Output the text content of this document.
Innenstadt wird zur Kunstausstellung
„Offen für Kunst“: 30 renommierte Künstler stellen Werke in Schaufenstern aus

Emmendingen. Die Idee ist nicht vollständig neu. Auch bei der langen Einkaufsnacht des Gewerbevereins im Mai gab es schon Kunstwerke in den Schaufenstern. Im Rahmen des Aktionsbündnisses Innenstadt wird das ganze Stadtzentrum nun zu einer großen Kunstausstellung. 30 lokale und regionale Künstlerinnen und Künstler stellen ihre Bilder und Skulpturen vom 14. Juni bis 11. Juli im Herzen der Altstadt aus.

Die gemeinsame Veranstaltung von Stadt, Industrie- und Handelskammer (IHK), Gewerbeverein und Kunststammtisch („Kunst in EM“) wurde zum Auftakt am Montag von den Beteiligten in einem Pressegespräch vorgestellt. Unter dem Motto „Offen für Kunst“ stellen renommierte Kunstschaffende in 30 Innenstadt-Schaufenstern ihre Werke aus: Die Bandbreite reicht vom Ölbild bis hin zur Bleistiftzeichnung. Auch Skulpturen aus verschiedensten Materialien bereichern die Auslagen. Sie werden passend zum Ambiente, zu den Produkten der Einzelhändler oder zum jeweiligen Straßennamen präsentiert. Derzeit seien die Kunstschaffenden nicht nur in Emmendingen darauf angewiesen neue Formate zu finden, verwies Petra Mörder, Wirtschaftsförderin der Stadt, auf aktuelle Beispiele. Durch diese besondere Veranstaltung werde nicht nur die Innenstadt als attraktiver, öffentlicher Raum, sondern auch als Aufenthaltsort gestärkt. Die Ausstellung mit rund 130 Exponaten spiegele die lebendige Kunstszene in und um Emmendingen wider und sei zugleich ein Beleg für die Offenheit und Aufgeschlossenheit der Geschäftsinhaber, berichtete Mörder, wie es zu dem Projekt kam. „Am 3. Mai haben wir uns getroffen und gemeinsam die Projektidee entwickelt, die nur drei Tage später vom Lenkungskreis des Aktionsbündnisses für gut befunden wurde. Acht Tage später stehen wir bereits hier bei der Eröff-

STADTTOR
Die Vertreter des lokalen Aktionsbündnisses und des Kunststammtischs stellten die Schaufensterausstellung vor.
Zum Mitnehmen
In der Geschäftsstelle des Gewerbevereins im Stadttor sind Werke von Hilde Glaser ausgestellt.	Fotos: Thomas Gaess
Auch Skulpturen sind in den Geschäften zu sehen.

- - -

== TASK INSTRUCTIONS ==
Exactly reproduce every line of the data above.

== THE ANSWER ==
Output the text content of this document.
Innenstadt wird zur Kunstausstellung
„Offen für Kunst“: 30 renommierte Künstler stellen Werke in Schaufenstern aus

Emmendingen. Die Idee ist nicht vollständig neu. Auch bei der langen Einkaufsnacht des Gewerbevereins im Mai gab es schon Kunstwerke in den Schaufenstern. Im Rahmen des Aktionsbündnisses Innenstadt wird das ganze Stadtzentrum nun zu einer großen Kunstausstellung. 30 lokale und regionale Künstlerinnen und Künstler stellen ihre Bilder und Skulpturen vom 14. Juni bis 11. Juli im Herzen der Altstadt aus.

Die gemeinsame Veranstaltung von Stadt, Industrie- und Handelskammer (IHK), Gewerbeverein und Kunststammtisch („Kunst in EM“) wurde zum Auftakt am Montag von den Beteiligten in einem Pressegespräch vorgestellt. Unter dem Motto „Offen für Kunst“ stellen renommierte Kunstschaffende in 30 Innenstadt-Schaufenstern ihre Werke aus: Die Bandbreite reicht vom Ölbild bis hin zur Bleistiftzeichnung. Auch Skulpturen aus verschiedensten Materialien bereichern die Auslagen. Sie werden passend zum Ambiente, zu den Produkten der Einzelhändler oder zum jeweiligen Straßennamen präsentiert. Derzeit seien die Kunstschaffenden nicht nur in Emmendingen darauf angewiesen neue Formate zu finden, verwies Petra Mörder, Wirtschaftsförderin der Stadt, auf aktuelle Beispiele. Durch diese besondere Veranstaltung werde nicht nur die Innenstadt als attraktiver, öffentlicher Raum, sondern auch als Aufenthaltsort gestärkt. Die Ausstellung mit rund 130 Exponaten spiegele die lebendige Kunstszene in und um Emmendingen wider und sei zugleich ein Beleg für die Offenheit und Aufgeschlossenheit der Geschäftsinhaber, berichtete Mörder, wie es zu dem Projekt kam. „Am 3. Mai haben wir uns getroffen und gemeinsam die Projektidee entwickelt, die nur drei Tage später vom Lenkungskreis des Aktionsbündnisses für gut befunden wurde. Acht Tage später stehen wir bereits hier bei der Eröff-

STADTTOR
Die Vertreter des lokalen Aktionsbündnisses und des Kunststammtischs stellten die Schaufensterausstellung vor.
Zum Mitnehmen
In der Geschäftsstelle des Gewerbevereins im Stadttor sind Werke von Hilde Glaser ausgestellt.	Fotos: Thomas Gaess
Auch Skulpturen sind in den Geschäften zu sehen.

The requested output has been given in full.